▸ Goal
Give the number of lines that include the word "this", nothing more.

▸ Items
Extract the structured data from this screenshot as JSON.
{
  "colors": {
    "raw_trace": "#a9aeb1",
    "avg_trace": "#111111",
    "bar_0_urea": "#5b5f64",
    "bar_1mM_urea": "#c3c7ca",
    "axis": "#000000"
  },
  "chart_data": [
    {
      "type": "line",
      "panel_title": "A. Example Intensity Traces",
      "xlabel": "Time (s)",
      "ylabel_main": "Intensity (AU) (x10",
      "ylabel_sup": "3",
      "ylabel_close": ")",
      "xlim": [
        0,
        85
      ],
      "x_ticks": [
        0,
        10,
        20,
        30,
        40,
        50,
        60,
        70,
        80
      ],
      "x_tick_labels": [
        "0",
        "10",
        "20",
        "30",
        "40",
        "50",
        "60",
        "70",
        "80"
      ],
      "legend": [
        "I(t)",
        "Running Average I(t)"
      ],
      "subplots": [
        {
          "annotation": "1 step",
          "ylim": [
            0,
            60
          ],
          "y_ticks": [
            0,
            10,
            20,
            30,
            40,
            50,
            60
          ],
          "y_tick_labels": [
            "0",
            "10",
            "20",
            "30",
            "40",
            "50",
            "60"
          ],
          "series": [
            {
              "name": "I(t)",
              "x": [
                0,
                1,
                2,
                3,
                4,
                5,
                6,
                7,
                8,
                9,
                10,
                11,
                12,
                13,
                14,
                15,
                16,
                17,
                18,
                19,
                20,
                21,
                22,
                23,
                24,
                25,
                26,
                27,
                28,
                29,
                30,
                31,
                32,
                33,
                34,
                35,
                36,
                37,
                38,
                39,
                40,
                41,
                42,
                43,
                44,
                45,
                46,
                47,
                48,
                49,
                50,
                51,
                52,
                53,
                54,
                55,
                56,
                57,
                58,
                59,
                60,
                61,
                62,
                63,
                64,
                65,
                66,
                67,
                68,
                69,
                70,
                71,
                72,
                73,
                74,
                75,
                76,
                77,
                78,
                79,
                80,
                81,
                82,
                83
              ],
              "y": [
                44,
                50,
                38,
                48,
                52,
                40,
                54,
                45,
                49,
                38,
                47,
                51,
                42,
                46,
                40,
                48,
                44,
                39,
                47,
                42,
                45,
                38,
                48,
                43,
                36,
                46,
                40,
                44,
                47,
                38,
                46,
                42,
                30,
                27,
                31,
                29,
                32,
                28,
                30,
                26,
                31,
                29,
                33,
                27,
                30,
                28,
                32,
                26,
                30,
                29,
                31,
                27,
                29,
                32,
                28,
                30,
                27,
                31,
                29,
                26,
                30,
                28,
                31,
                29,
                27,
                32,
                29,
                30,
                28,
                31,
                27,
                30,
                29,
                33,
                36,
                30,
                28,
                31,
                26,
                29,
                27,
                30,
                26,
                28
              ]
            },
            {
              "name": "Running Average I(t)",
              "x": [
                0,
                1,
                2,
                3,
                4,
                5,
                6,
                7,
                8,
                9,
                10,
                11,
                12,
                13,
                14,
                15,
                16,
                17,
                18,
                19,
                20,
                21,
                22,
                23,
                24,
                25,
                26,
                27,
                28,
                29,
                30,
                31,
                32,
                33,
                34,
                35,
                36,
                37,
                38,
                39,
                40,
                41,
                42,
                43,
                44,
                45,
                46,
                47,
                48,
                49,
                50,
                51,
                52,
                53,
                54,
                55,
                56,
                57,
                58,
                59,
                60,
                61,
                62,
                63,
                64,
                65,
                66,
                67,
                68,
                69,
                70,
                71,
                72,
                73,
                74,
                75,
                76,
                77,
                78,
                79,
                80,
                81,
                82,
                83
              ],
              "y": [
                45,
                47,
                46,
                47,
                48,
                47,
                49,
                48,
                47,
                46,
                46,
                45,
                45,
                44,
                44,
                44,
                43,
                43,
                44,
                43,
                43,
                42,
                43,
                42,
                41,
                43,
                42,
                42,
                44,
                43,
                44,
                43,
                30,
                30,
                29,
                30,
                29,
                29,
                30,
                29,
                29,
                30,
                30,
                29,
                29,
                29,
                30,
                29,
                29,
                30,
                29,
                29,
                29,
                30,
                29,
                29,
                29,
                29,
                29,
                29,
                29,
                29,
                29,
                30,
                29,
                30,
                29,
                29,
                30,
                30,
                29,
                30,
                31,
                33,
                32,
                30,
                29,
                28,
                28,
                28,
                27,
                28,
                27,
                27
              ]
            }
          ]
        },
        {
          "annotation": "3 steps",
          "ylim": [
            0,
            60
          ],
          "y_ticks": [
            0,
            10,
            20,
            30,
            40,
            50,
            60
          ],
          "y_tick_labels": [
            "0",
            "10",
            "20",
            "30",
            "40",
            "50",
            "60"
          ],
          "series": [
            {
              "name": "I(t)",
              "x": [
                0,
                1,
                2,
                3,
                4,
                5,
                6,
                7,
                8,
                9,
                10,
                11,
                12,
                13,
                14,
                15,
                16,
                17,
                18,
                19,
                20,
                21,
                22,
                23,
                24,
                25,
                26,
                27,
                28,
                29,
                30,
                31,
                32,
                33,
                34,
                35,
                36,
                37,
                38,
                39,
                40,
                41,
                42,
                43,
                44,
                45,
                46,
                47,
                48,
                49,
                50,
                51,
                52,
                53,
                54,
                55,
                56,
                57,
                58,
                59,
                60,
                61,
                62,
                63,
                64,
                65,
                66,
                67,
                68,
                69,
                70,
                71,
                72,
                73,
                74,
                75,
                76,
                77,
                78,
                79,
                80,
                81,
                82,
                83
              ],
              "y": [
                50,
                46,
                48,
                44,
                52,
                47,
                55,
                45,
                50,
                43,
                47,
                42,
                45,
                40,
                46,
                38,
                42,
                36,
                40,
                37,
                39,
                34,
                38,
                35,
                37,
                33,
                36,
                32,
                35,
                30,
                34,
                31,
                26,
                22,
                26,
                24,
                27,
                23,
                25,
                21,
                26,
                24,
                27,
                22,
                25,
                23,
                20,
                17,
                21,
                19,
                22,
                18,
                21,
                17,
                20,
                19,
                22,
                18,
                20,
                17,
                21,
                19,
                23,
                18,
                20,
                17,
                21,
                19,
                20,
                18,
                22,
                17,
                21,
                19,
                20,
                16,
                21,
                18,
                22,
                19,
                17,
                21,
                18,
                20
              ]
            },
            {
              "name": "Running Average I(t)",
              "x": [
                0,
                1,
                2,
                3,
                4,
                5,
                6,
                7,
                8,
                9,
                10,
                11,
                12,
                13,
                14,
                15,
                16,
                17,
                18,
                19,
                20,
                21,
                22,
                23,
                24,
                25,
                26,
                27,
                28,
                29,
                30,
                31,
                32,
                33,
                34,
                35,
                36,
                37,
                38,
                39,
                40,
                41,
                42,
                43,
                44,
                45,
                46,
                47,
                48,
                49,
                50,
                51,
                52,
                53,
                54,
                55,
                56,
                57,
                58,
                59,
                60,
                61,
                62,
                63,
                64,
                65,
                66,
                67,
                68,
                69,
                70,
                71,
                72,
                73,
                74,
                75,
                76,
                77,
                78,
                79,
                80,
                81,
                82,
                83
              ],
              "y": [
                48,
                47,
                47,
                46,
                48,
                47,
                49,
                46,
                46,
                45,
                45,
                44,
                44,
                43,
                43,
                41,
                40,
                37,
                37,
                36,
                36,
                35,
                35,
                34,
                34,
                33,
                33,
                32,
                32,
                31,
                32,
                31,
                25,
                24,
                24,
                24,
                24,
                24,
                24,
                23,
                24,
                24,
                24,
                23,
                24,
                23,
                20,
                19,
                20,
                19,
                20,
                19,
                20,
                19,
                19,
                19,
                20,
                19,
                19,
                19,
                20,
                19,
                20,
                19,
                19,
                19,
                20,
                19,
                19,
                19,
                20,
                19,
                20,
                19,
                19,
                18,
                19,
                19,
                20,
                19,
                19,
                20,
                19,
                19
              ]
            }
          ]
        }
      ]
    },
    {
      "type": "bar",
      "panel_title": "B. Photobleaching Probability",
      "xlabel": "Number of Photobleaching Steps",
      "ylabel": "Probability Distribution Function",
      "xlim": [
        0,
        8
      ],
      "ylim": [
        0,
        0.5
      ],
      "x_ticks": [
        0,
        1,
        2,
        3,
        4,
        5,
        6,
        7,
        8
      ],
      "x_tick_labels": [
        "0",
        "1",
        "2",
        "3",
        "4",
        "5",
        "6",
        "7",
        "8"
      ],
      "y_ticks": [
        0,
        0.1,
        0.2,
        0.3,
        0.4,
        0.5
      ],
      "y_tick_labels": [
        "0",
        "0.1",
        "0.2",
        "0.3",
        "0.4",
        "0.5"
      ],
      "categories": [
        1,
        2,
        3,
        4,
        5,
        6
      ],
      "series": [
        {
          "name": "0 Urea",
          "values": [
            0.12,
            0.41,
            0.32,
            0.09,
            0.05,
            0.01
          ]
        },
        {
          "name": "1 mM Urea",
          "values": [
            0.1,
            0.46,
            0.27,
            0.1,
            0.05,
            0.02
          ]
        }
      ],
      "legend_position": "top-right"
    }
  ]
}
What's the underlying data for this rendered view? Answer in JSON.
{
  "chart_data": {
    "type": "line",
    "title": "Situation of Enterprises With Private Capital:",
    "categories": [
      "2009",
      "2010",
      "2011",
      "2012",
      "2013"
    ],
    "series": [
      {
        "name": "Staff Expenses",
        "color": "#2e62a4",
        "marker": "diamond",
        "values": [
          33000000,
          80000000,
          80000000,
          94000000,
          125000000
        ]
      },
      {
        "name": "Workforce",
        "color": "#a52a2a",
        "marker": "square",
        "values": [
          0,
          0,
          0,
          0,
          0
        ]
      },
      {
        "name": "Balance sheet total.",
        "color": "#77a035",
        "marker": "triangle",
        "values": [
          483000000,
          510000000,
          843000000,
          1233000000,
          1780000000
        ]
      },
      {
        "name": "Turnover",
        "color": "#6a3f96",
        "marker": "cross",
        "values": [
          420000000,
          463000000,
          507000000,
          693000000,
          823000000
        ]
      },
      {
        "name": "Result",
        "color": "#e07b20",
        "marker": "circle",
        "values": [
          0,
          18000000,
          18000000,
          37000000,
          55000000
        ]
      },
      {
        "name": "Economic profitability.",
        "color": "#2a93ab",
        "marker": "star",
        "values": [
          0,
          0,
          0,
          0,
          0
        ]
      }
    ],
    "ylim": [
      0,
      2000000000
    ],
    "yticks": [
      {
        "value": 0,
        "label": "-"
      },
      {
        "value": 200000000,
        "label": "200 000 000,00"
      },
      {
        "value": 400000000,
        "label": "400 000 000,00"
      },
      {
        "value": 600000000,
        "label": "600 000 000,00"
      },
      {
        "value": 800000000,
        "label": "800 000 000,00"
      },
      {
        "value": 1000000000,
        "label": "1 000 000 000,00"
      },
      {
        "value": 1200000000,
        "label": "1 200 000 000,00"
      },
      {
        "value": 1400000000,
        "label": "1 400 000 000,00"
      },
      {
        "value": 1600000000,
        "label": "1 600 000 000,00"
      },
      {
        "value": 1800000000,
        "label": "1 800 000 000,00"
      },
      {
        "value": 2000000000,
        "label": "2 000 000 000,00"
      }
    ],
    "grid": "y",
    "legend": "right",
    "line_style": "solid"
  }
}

▸ Reply
2